**Collected data entries:**
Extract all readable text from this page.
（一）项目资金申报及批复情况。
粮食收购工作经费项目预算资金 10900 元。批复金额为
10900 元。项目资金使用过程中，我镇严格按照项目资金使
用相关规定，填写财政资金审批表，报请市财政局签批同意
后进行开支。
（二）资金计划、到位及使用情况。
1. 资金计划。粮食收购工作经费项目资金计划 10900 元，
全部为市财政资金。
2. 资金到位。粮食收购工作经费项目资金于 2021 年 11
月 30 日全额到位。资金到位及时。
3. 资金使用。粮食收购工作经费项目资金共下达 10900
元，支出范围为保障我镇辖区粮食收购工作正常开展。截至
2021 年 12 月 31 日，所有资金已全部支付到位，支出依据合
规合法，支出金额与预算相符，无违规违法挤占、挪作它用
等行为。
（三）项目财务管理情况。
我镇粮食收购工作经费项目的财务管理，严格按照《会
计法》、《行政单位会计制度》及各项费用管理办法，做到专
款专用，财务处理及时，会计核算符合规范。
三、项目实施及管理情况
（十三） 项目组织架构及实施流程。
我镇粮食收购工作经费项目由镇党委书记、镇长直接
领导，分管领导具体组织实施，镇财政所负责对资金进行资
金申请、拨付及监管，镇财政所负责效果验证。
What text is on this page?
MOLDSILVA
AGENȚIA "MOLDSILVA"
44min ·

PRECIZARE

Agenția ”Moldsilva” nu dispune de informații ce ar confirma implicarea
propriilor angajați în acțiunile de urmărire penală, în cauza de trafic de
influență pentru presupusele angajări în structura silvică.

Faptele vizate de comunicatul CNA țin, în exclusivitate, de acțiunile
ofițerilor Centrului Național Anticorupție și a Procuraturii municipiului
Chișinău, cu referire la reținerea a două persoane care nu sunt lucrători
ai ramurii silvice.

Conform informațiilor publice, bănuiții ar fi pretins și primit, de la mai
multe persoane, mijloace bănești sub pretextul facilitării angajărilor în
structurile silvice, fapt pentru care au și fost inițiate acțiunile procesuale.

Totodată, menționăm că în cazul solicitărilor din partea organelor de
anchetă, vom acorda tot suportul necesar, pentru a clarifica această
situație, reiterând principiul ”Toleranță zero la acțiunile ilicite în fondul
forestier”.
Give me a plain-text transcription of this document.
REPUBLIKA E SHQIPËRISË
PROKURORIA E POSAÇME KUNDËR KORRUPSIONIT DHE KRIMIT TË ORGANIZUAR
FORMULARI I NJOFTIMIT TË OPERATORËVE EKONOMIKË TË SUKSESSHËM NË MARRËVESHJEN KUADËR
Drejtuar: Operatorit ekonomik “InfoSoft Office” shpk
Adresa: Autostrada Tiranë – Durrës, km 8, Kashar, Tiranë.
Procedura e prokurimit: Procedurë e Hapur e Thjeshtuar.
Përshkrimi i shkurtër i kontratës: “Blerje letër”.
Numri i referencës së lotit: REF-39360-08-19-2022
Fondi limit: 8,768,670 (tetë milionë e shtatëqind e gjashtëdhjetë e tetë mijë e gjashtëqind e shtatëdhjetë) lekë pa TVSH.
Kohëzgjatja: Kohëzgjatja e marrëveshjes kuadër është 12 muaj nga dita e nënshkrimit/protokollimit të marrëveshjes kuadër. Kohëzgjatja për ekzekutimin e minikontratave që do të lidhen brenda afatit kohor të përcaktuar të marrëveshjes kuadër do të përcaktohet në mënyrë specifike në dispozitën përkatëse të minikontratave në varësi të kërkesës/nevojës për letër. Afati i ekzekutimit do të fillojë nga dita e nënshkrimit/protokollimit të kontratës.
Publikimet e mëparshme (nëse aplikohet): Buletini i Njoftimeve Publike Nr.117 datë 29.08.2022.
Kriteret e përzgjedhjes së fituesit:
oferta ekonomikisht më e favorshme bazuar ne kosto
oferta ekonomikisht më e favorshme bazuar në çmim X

**Exercise goal:**
Restate the data above exactly, keeping each word as it stands.

**Reply:**
Extract all readable text from this page.
（一）项目资金申报及批复情况。
粮食收购工作经费项目预算资金 10900 元。批复金额为
10900 元。项目资金使用过程中，我镇严格按照项目资金使
用相关规定，填写财政资金审批表，报请市财政局签批同意
后进行开支。
（二）资金计划、到位及使用情况。
1. 资金计划。粮食收购工作经费项目资金计划 10900 元，
全部为市财政资金。
2. 资金到位。粮食收购工作经费项目资金于 2021 年 11
月 30 日全额到位。资金到位及时。
3. 资金使用。粮食收购工作经费项目资金共下达 10900
元，支出范围为保障我镇辖区粮食收购工作正常开展。截至
2021 年 12 月 31 日，所有资金已全部支付到位，支出依据合
规合法，支出金额与预算相符，无违规违法挤占、挪作它用
等行为。
（三）项目财务管理情况。
我镇粮食收购工作经费项目的财务管理，严格按照《会
计法》、《行政单位会计制度》及各项费用管理办法，做到专
款专用，财务处理及时，会计核算符合规范。
三、项目实施及管理情况
（十三） 项目组织架构及实施流程。
我镇粮食收购工作经费项目由镇党委书记、镇长直接
领导，分管领导具体组织实施，镇财政所负责对资金进行资
金申请、拨付及监管，镇财政所负责效果验证。
What text is on this page?
MOLDSILVA
AGENȚIA "MOLDSILVA"
44min ·

PRECIZARE

Agenția ”Moldsilva” nu dispune de informații ce ar confirma implicarea
propriilor angajați în acțiunile de urmărire penală, în cauza de trafic de
influență pentru presupusele angajări în structura silvică.

Faptele vizate de comunicatul CNA țin, în exclusivitate, de acțiunile
ofițerilor Centrului Național Anticorupție și a Procuraturii municipiului
Chișinău, cu referire la reținerea a două persoane care nu sunt lucrători
ai ramurii silvice.

Conform informațiilor publice, bănuiții ar fi pretins și primit, de la mai
multe persoane, mijloace bănești sub pretextul facilitării angajărilor în
structurile silvice, fapt pentru care au și fost inițiate acțiunile procesuale.

Totodată, menționăm că în cazul solicitărilor din partea organelor de
anchetă, vom acorda tot suportul necesar, pentru a clarifica această
situație, reiterând principiul ”Toleranță zero la acțiunile ilicite în fondul
forestier”.
Give me a plain-text transcription of this document.
REPUBLIKA E SHQIPËRISË
PROKURORIA E POSAÇME KUNDËR KORRUPSIONIT DHE KRIMIT TË ORGANIZUAR
FORMULARI I NJOFTIMIT TË OPERATORËVE EKONOMIKË TË SUKSESSHËM NË MARRËVESHJEN KUADËR
Drejtuar: Operatorit ekonomik “InfoSoft Office” shpk
Adresa: Autostrada Tiranë – Durrës, km 8, Kashar, Tiranë.
Procedura e prokurimit: Procedurë e Hapur e Thjeshtuar.
Përshkrimi i shkurtër i kontratës: “Blerje letër”.
Numri i referencës së lotit: REF-39360-08-19-2022
Fondi limit: 8,768,670 (tetë milionë e shtatëqind e gjashtëdhjetë e tetë mijë e gjashtëqind e shtatëdhjetë) lekë pa TVSH.
Kohëzgjatja: Kohëzgjatja e marrëveshjes kuadër është 12 muaj nga dita e nënshkrimit/protokollimit të marrëveshjes kuadër. Kohëzgjatja për ekzekutimin e minikontratave që do të lidhen brenda afatit kohor të përcaktuar të marrëveshjes kuadër do të përcaktohet në mënyrë specifike në dispozitën përkatëse të minikontratave në varësi të kërkesës/nevojës për letër. Afati i ekzekutimit do të fillojë nga dita e nënshkrimit/protokollimit të kontratës.
Publikimet e mëparshme (nëse aplikohet): Buletini i Njoftimeve Publike Nr.117 datë 29.08.2022.
Kriteret e përzgjedhjes së fituesit:
oferta ekonomikisht më e favorshme bazuar ne kosto
oferta ekonomikisht më e favorshme bazuar në çmim X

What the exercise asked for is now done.